**** DATA SHOWN ****

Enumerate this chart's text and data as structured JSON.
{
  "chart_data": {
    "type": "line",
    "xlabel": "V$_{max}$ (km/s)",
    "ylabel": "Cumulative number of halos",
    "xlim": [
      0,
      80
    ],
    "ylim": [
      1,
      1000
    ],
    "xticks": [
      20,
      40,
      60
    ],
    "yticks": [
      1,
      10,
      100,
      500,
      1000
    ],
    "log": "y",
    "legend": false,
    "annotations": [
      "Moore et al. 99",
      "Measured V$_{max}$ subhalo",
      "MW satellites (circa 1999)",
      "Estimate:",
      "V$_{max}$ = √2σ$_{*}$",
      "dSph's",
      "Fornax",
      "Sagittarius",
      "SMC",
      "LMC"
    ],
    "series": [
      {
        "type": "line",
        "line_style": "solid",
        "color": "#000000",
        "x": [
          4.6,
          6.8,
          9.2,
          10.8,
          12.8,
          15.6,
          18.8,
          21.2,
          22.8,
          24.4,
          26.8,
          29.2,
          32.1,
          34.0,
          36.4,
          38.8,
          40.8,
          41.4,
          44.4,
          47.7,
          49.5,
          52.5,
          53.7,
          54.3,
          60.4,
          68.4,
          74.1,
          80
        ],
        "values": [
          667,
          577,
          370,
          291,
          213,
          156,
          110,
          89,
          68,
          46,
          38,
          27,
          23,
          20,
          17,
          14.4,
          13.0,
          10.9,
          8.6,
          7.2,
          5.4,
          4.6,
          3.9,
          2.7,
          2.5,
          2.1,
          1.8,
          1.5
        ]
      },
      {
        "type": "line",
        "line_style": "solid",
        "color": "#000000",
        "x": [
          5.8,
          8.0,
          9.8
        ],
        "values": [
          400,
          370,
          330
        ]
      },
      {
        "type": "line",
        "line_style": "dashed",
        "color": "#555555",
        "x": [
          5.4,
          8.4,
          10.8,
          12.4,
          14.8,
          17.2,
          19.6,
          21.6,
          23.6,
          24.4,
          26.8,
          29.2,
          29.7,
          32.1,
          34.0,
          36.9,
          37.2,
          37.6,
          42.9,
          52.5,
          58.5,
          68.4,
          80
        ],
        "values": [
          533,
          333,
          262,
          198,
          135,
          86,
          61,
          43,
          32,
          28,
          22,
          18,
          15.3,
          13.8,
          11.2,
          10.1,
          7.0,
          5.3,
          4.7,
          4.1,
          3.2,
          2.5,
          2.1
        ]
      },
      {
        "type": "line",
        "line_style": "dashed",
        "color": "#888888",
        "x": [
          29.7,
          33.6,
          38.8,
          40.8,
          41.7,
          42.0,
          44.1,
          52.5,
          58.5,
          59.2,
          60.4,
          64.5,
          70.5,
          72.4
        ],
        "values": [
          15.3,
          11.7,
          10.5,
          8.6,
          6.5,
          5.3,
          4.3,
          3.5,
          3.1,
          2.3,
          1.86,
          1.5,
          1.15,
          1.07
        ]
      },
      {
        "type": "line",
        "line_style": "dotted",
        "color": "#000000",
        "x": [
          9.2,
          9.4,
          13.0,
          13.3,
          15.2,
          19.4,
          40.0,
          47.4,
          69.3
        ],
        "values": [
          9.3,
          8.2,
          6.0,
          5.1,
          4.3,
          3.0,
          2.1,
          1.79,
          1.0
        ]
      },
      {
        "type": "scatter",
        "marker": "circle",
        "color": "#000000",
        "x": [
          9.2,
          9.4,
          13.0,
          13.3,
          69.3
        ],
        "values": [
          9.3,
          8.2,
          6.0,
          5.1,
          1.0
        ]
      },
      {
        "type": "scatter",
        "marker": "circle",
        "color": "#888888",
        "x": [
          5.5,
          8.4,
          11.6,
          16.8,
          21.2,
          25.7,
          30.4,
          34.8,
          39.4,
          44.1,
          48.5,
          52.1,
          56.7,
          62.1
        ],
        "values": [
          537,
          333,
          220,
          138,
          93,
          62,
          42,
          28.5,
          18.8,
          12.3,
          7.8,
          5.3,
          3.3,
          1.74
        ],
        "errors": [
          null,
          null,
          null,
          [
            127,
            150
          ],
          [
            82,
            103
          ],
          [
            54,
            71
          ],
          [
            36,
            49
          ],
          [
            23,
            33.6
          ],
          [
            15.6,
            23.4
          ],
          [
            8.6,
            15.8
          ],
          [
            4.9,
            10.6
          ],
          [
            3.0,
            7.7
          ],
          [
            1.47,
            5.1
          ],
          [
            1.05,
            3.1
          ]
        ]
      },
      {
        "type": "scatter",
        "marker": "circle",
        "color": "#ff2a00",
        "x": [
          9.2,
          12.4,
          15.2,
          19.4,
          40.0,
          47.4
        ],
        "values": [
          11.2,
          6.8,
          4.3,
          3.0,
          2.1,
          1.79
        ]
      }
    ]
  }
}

****

§ WHAT NEEDS TO BE DONE
Set down every line of the listing above again, exactly as given.

§ THE OUTPUT
Enumerate this chart's text and data as structured JSON.
{
  "chart_data": {
    "type": "line",
    "xlabel": "V$_{max}$ (km/s)",
    "ylabel": "Cumulative number of halos",
    "xlim": [
      0,
      80
    ],
    "ylim": [
      1,
      1000
    ],
    "xticks": [
      20,
      40,
      60
    ],
    "yticks": [
      1,
      10,
      100,
      500,
      1000
    ],
    "log": "y",
    "legend": false,
    "annotations": [
      "Moore et al. 99",
      "Measured V$_{max}$ subhalo",
      "MW satellites (circa 1999)",
      "Estimate:",
      "V$_{max}$ = √2σ$_{*}$",
      "dSph's",
      "Fornax",
      "Sagittarius",
      "SMC",
      "LMC"
    ],
    "series": [
      {
        "type": "line",
        "line_style": "solid",
        "color": "#000000",
        "x": [
          4.6,
          6.8,
          9.2,
          10.8,
          12.8,
          15.6,
          18.8,
          21.2,
          22.8,
          24.4,
          26.8,
          29.2,
          32.1,
          34.0,
          36.4,
          38.8,
          40.8,
          41.4,
          44.4,
          47.7,
          49.5,
          52.5,
          53.7,
          54.3,
          60.4,
          68.4,
          74.1,
          80
        ],
        "values": [
          667,
          577,
          370,
          291,
          213,
          156,
          110,
          89,
          68,
          46,
          38,
          27,
          23,
          20,
          17,
          14.4,
          13.0,
          10.9,
          8.6,
          7.2,
          5.4,
          4.6,
          3.9,
          2.7,
          2.5,
          2.1,
          1.8,
          1.5
        ]
      },
      {
        "type": "line",
        "line_style": "solid",
        "color": "#000000",
        "x": [
          5.8,
          8.0,
          9.8
        ],
        "values": [
          400,
          370,
          330
        ]
      },
      {
        "type": "line",
        "line_style": "dashed",
        "color": "#555555",
        "x": [
          5.4,
          8.4,
          10.8,
          12.4,
          14.8,
          17.2,
          19.6,
          21.6,
          23.6,
          24.4,
          26.8,
          29.2,
          29.7,
          32.1,
          34.0,
          36.9,
          37.2,
          37.6,
          42.9,
          52.5,
          58.5,
          68.4,
          80
        ],
        "values": [
          533,
          333,
          262,
          198,
          135,
          86,
          61,
          43,
          32,
          28,
          22,
          18,
          15.3,
          13.8,
          11.2,
          10.1,
          7.0,
          5.3,
          4.7,
          4.1,
          3.2,
          2.5,
          2.1
        ]
      },
      {
        "type": "line",
        "line_style": "dashed",
        "color": "#888888",
        "x": [
          29.7,
          33.6,
          38.8,
          40.8,
          41.7,
          42.0,
          44.1,
          52.5,
          58.5,
          59.2,
          60.4,
          64.5,
          70.5,
          72.4
        ],
        "values": [
          15.3,
          11.7,
          10.5,
          8.6,
          6.5,
          5.3,
          4.3,
          3.5,
          3.1,
          2.3,
          1.86,
          1.5,
          1.15,
          1.07
        ]
      },
      {
        "type": "line",
        "line_style": "dotted",
        "color": "#000000",
        "x": [
          9.2,
          9.4,
          13.0,
          13.3,
          15.2,
          19.4,
          40.0,
          47.4,
          69.3
        ],
        "values": [
          9.3,
          8.2,
          6.0,
          5.1,
          4.3,
          3.0,
          2.1,
          1.79,
          1.0
        ]
      },
      {
        "type": "scatter",
        "marker": "circle",
        "color": "#000000",
        "x": [
          9.2,
          9.4,
          13.0,
          13.3,
          69.3
        ],
        "values": [
          9.3,
          8.2,
          6.0,
          5.1,
          1.0
        ]
      },
      {
        "type": "scatter",
        "marker": "circle",
        "color": "#888888",
        "x": [
          5.5,
          8.4,
          11.6,
          16.8,
          21.2,
          25.7,
          30.4,
          34.8,
          39.4,
          44.1,
          48.5,
          52.1,
          56.7,
          62.1
        ],
        "values": [
          537,
          333,
          220,
          138,
          93,
          62,
          42,
          28.5,
          18.8,
          12.3,
          7.8,
          5.3,
          3.3,
          1.74
        ],
        "errors": [
          null,
          null,
          null,
          [
            127,
            150
          ],
          [
            82,
            103
          ],
          [
            54,
            71
          ],
          [
            36,
            49
          ],
          [
            23,
            33.6
          ],
          [
            15.6,
            23.4
          ],
          [
            8.6,
            15.8
          ],
          [
            4.9,
            10.6
          ],
          [
            3.0,
            7.7
          ],
          [
            1.47,
            5.1
          ],
          [
            1.05,
            3.1
          ]
        ]
      },
      {
        "type": "scatter",
        "marker": "circle",
        "color": "#ff2a00",
        "x": [
          9.2,
          12.4,
          15.2,
          19.4,
          40.0,
          47.4
        ],
        "values": [
          11.2,
          6.8,
          4.3,
          3.0,
          2.1,
          1.79
        ]
      }
    ]
  }
}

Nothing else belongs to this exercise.